* SHORT PROBLEM
In the material below, find each line holding the string "Show" and copy it.

## START MATERIAL FOR THIS TASK

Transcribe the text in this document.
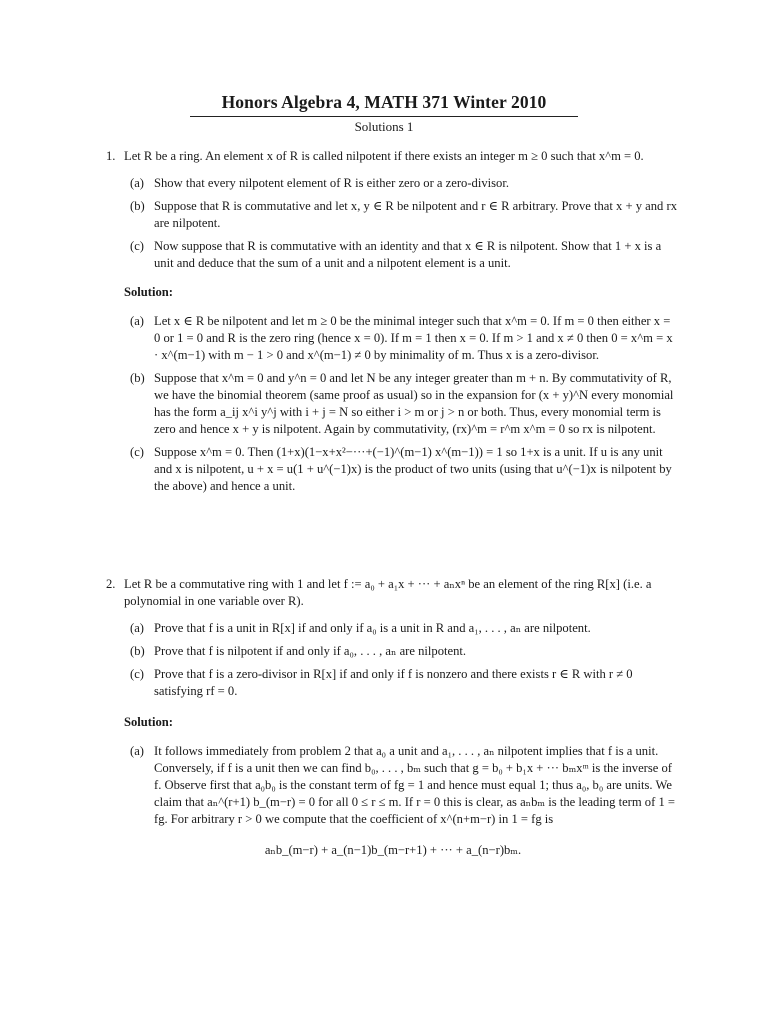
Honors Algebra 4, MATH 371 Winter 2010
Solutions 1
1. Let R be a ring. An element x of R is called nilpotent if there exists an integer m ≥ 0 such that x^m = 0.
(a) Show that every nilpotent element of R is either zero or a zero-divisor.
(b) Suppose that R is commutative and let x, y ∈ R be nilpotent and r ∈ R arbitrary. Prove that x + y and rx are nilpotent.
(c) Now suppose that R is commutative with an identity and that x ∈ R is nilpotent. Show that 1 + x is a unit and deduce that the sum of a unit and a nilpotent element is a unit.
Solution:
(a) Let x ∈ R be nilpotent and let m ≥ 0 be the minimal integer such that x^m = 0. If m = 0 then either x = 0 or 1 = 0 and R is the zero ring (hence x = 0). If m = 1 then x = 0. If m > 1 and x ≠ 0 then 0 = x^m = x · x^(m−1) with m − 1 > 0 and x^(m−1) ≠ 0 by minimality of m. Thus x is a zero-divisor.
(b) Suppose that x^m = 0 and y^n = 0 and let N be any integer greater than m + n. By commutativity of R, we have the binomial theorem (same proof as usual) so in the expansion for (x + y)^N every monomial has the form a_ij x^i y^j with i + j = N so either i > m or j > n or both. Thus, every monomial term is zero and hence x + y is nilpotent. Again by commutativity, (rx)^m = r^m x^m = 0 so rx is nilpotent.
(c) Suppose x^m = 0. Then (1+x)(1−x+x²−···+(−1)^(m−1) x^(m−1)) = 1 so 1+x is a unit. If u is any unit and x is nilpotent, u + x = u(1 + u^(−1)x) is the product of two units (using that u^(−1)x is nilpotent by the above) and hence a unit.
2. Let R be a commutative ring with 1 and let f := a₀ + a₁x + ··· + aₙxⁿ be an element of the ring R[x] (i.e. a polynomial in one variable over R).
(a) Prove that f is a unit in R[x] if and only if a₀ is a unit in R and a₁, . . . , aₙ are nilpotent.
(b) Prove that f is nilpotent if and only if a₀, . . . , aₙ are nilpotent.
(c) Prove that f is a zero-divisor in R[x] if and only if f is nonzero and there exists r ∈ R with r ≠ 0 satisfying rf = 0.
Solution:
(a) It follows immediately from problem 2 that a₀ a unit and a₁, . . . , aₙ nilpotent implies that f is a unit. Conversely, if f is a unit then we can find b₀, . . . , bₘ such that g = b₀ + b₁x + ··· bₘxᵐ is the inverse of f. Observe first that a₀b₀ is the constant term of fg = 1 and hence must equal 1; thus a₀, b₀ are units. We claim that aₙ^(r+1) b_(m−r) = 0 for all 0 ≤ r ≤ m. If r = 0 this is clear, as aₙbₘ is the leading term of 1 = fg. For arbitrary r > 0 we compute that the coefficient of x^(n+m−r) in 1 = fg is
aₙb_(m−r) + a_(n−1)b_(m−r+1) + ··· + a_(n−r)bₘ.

## END MATERIAL FOR THIS TASK
## START MATERIAL FOR THIS TASK

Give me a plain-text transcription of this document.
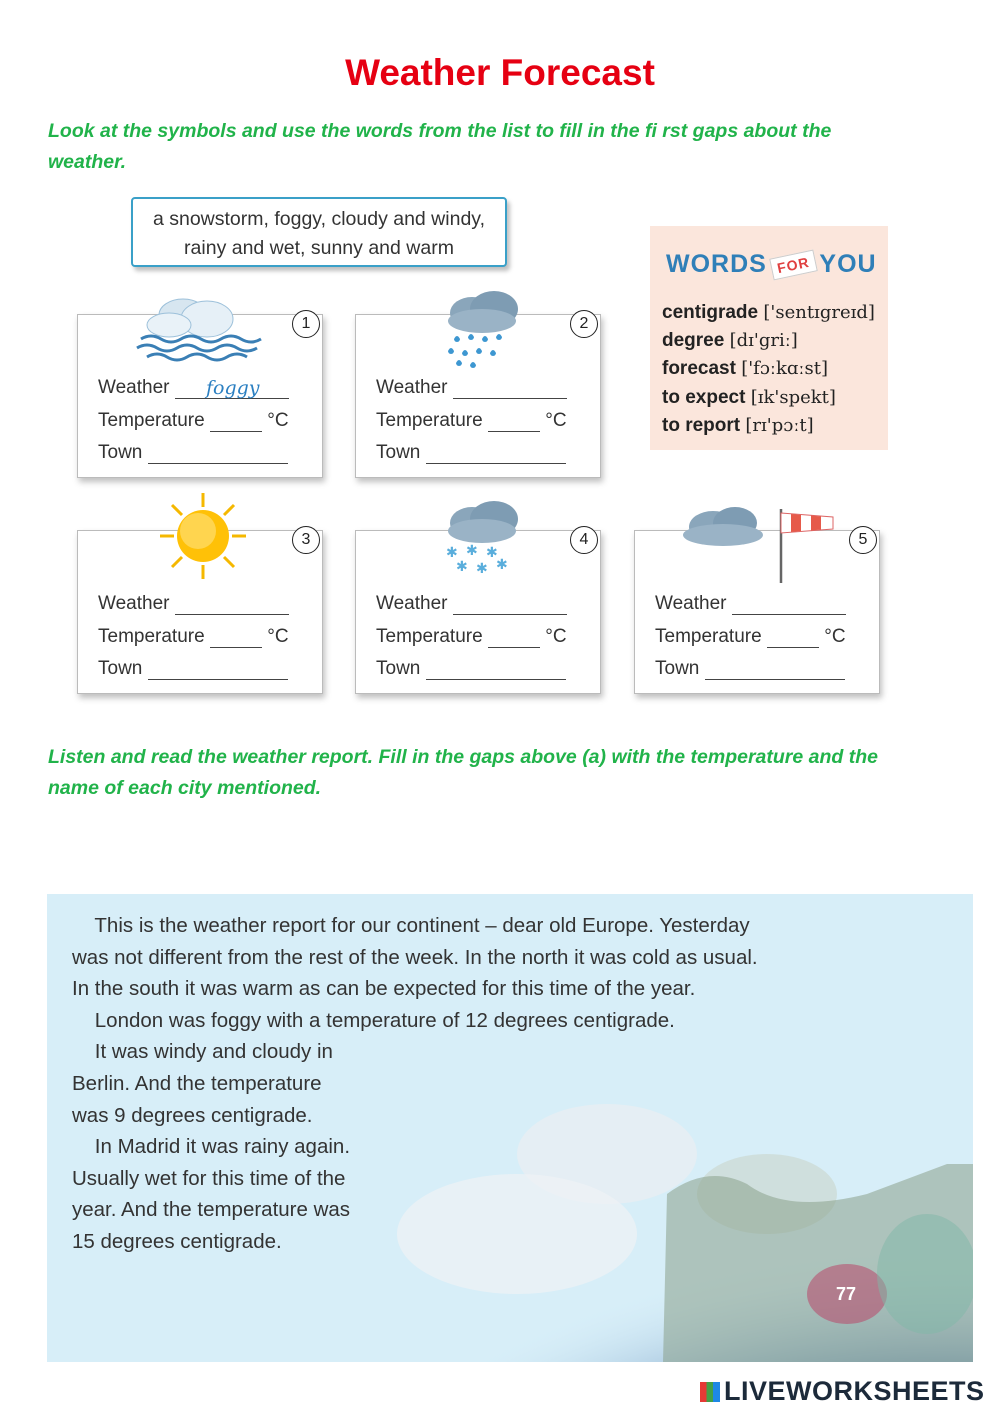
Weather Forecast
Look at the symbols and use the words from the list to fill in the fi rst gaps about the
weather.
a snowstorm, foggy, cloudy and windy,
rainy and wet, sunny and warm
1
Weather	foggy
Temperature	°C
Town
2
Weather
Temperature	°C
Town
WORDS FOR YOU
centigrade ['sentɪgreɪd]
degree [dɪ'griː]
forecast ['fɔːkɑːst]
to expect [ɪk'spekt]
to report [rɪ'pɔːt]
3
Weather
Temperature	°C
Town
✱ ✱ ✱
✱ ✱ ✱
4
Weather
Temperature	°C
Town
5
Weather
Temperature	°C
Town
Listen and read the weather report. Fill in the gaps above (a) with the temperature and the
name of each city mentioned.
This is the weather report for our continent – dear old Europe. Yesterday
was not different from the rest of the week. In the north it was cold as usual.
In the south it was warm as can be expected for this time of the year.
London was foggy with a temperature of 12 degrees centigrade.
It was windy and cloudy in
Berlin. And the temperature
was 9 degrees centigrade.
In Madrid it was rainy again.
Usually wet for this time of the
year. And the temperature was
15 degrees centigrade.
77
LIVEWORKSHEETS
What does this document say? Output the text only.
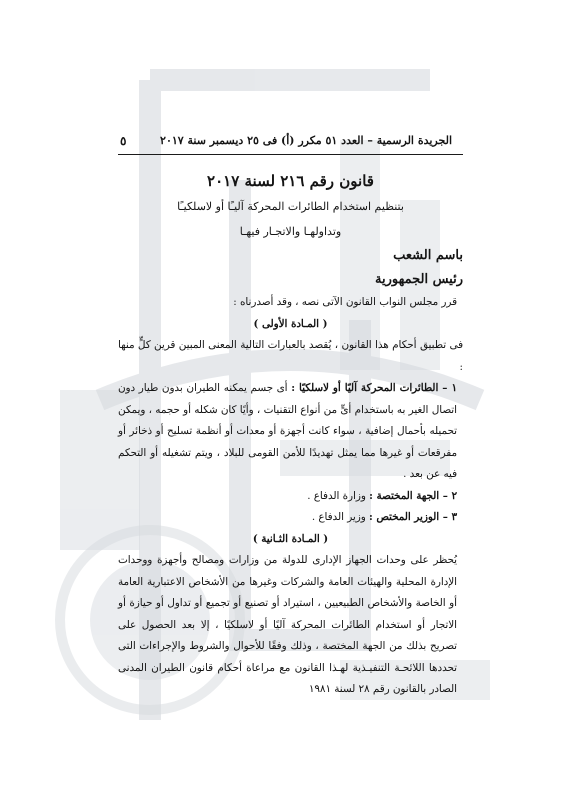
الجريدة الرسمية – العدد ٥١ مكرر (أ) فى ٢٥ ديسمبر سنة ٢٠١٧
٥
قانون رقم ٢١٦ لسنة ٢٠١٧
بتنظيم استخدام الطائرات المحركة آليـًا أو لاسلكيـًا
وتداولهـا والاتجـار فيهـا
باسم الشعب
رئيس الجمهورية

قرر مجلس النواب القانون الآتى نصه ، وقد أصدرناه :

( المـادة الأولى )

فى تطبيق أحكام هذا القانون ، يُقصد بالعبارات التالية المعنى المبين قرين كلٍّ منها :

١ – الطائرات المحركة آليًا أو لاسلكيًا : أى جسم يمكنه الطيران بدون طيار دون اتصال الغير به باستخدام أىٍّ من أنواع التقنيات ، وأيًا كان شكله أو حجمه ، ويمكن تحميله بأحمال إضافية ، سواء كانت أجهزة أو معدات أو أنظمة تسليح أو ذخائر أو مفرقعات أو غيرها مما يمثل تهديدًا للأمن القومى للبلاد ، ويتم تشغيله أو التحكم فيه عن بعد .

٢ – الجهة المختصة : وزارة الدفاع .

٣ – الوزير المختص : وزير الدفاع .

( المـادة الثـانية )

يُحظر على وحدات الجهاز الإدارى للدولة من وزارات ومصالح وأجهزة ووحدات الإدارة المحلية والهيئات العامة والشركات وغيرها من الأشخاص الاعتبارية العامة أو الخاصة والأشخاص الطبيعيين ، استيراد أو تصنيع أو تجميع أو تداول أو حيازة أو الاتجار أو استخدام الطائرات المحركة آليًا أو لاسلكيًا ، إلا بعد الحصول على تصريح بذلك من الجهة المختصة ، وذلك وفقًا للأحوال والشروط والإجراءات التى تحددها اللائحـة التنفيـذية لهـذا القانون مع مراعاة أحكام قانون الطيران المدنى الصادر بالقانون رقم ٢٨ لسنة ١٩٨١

## END MATERIAL FOR THIS TASK

* RESPONSE
(a) Show that every nilpotent element of R is either zero or a zero-divisor.
(c) Now suppose that R is commutative with an identity and that x ∈ R is nilpotent. Show that 1 + x is a unit and deduce that the sum of a unit and a nilpotent element is a unit.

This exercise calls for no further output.